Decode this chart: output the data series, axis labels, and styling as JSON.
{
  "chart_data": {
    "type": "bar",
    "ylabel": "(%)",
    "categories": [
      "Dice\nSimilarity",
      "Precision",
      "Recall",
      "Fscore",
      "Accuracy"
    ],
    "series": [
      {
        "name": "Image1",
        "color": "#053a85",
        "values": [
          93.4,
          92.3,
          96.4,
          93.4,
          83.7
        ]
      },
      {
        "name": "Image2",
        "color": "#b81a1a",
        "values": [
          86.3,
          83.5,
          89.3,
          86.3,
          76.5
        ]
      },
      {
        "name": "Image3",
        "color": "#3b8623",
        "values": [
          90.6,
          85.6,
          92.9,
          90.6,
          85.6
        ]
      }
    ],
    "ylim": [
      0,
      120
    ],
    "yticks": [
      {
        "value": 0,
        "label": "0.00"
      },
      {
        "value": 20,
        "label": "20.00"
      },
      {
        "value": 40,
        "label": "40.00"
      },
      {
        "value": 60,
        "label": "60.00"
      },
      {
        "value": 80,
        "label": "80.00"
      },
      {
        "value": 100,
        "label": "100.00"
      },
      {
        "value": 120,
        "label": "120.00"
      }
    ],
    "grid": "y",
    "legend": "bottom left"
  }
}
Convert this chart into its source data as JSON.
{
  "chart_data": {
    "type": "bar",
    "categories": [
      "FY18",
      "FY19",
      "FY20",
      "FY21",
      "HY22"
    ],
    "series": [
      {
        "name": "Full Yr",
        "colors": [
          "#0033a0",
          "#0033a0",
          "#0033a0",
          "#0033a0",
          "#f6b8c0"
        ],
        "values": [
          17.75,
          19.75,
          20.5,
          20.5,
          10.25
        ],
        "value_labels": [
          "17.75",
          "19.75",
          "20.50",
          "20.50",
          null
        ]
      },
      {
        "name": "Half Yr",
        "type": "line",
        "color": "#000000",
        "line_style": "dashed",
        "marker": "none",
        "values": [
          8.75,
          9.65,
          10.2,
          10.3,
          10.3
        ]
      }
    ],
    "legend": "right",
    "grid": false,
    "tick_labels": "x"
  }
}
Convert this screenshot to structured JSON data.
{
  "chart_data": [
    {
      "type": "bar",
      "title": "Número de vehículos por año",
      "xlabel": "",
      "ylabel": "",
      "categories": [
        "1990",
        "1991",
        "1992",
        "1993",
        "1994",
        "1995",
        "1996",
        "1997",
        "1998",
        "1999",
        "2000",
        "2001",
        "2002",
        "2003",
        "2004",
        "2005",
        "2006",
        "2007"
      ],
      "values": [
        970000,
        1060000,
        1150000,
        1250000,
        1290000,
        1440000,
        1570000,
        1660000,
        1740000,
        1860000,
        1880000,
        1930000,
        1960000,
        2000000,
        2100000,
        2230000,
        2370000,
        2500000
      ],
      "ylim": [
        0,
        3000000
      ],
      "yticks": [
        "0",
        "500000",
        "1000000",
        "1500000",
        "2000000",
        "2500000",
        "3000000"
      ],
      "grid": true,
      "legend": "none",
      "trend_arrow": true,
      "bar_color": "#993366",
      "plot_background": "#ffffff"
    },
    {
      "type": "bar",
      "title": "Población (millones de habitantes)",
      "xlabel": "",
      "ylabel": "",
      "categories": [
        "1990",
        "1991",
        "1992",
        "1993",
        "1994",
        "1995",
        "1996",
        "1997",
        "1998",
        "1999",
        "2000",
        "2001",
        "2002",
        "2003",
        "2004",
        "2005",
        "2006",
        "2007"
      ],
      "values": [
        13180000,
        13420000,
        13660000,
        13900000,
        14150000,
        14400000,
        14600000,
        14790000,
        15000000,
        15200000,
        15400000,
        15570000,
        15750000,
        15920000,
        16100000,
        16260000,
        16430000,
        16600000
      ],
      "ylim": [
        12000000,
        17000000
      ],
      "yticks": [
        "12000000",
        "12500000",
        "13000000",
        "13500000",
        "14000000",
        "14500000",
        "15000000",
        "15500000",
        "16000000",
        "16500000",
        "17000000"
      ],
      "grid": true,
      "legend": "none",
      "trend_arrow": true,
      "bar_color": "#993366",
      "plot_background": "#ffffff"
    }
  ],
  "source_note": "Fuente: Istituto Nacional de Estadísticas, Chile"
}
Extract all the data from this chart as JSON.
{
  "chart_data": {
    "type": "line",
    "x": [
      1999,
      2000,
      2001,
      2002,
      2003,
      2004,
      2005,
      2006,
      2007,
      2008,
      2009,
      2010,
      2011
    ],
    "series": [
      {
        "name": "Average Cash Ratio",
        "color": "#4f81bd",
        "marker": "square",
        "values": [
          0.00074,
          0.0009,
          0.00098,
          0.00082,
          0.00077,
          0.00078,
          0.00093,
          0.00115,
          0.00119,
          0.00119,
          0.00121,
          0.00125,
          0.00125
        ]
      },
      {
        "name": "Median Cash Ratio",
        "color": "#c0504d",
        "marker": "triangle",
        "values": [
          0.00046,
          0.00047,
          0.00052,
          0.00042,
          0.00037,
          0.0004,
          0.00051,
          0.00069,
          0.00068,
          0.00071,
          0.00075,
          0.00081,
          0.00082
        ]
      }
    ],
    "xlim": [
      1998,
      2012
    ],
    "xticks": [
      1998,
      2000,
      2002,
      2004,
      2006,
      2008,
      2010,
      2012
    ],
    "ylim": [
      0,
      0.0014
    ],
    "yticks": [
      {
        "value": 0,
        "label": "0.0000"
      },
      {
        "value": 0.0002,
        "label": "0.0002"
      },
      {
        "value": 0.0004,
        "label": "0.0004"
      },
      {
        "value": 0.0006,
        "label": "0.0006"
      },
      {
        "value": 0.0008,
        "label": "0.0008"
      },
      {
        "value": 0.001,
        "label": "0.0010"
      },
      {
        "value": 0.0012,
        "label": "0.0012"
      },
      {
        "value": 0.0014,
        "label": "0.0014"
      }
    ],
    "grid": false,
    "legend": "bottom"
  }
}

WHAT IS REQUIRED: Nothing should be left out: repeat all of the data exactly.

TASK ANSWER:
Decode this chart: output the data series, axis labels, and styling as JSON.
{
  "chart_data": {
    "type": "bar",
    "ylabel": "(%)",
    "categories": [
      "Dice\nSimilarity",
      "Precision",
      "Recall",
      "Fscore",
      "Accuracy"
    ],
    "series": [
      {
        "name": "Image1",
        "color": "#053a85",
        "values": [
          93.4,
          92.3,
          96.4,
          93.4,
          83.7
        ]
      },
      {
        "name": "Image2",
        "color": "#b81a1a",
        "values": [
          86.3,
          83.5,
          89.3,
          86.3,
          76.5
        ]
      },
      {
        "name": "Image3",
        "color": "#3b8623",
        "values": [
          90.6,
          85.6,
          92.9,
          90.6,
          85.6
        ]
      }
    ],
    "ylim": [
      0,
      120
    ],
    "yticks": [
      {
        "value": 0,
        "label": "0.00"
      },
      {
        "value": 20,
        "label": "20.00"
      },
      {
        "value": 40,
        "label": "40.00"
      },
      {
        "value": 60,
        "label": "60.00"
      },
      {
        "value": 80,
        "label": "80.00"
      },
      {
        "value": 100,
        "label": "100.00"
      },
      {
        "value": 120,
        "label": "120.00"
      }
    ],
    "grid": "y",
    "legend": "bottom left"
  }
}
Convert this chart into its source data as JSON.
{
  "chart_data": {
    "type": "bar",
    "categories": [
      "FY18",
      "FY19",
      "FY20",
      "FY21",
      "HY22"
    ],
    "series": [
      {
        "name": "Full Yr",
        "colors": [
          "#0033a0",
          "#0033a0",
          "#0033a0",
          "#0033a0",
          "#f6b8c0"
        ],
        "values": [
          17.75,
          19.75,
          20.5,
          20.5,
          10.25
        ],
        "value_labels": [
          "17.75",
          "19.75",
          "20.50",
          "20.50",
          null
        ]
      },
      {
        "name": "Half Yr",
        "type": "line",
        "color": "#000000",
        "line_style": "dashed",
        "marker": "none",
        "values": [
          8.75,
          9.65,
          10.2,
          10.3,
          10.3
        ]
      }
    ],
    "legend": "right",
    "grid": false,
    "tick_labels": "x"
  }
}
Convert this screenshot to structured JSON data.
{
  "chart_data": [
    {
      "type": "bar",
      "title": "Número de vehículos por año",
      "xlabel": "",
      "ylabel": "",
      "categories": [
        "1990",
        "1991",
        "1992",
        "1993",
        "1994",
        "1995",
        "1996",
        "1997",
        "1998",
        "1999",
        "2000",
        "2001",
        "2002",
        "2003",
        "2004",
        "2005",
        "2006",
        "2007"
      ],
      "values": [
        970000,
        1060000,
        1150000,
        1250000,
        1290000,
        1440000,
        1570000,
        1660000,
        1740000,
        1860000,
        1880000,
        1930000,
        1960000,
        2000000,
        2100000,
        2230000,
        2370000,
        2500000
      ],
      "ylim": [
        0,
        3000000
      ],
      "yticks": [
        "0",
        "500000",
        "1000000",
        "1500000",
        "2000000",
        "2500000",
        "3000000"
      ],
      "grid": true,
      "legend": "none",
      "trend_arrow": true,
      "bar_color": "#993366",
      "plot_background": "#ffffff"
    },
    {
      "type": "bar",
      "title": "Población (millones de habitantes)",
      "xlabel": "",
      "ylabel": "",
      "categories": [
        "1990",
        "1991",
        "1992",
        "1993",
        "1994",
        "1995",
        "1996",
        "1997",
        "1998",
        "1999",
        "2000",
        "2001",
        "2002",
        "2003",
        "2004",
        "2005",
        "2006",
        "2007"
      ],
      "values": [
        13180000,
        13420000,
        13660000,
        13900000,
        14150000,
        14400000,
        14600000,
        14790000,
        15000000,
        15200000,
        15400000,
        15570000,
        15750000,
        15920000,
        16100000,
        16260000,
        16430000,
        16600000
      ],
      "ylim": [
        12000000,
        17000000
      ],
      "yticks": [
        "12000000",
        "12500000",
        "13000000",
        "13500000",
        "14000000",
        "14500000",
        "15000000",
        "15500000",
        "16000000",
        "16500000",
        "17000000"
      ],
      "grid": true,
      "legend": "none",
      "trend_arrow": true,
      "bar_color": "#993366",
      "plot_background": "#ffffff"
    }
  ],
  "source_note": "Fuente: Istituto Nacional de Estadísticas, Chile"
}
Extract all the data from this chart as JSON.
{
  "chart_data": {
    "type": "line",
    "x": [
      1999,
      2000,
      2001,
      2002,
      2003,
      2004,
      2005,
      2006,
      2007,
      2008,
      2009,
      2010,
      2011
    ],
    "series": [
      {
        "name": "Average Cash Ratio",
        "color": "#4f81bd",
        "marker": "square",
        "values": [
          0.00074,
          0.0009,
          0.00098,
          0.00082,
          0.00077,
          0.00078,
          0.00093,
          0.00115,
          0.00119,
          0.00119,
          0.00121,
          0.00125,
          0.00125
        ]
      },
      {
        "name": "Median Cash Ratio",
        "color": "#c0504d",
        "marker": "triangle",
        "values": [
          0.00046,
          0.00047,
          0.00052,
          0.00042,
          0.00037,
          0.0004,
          0.00051,
          0.00069,
          0.00068,
          0.00071,
          0.00075,
          0.00081,
          0.00082
        ]
      }
    ],
    "xlim": [
      1998,
      2012
    ],
    "xticks": [
      1998,
      2000,
      2002,
      2004,
      2006,
      2008,
      2010,
      2012
    ],
    "ylim": [
      0,
      0.0014
    ],
    "yticks": [
      {
        "value": 0,
        "label": "0.0000"
      },
      {
        "value": 0.0002,
        "label": "0.0002"
      },
      {
        "value": 0.0004,
        "label": "0.0004"
      },
      {
        "value": 0.0006,
        "label": "0.0006"
      },
      {
        "value": 0.0008,
        "label": "0.0008"
      },
      {
        "value": 0.001,
        "label": "0.0010"
      },
      {
        "value": 0.0012,
        "label": "0.0012"
      },
      {
        "value": 0.0014,
        "label": "0.0014"
      }
    ],
    "grid": false,
    "legend": "bottom"
  }
}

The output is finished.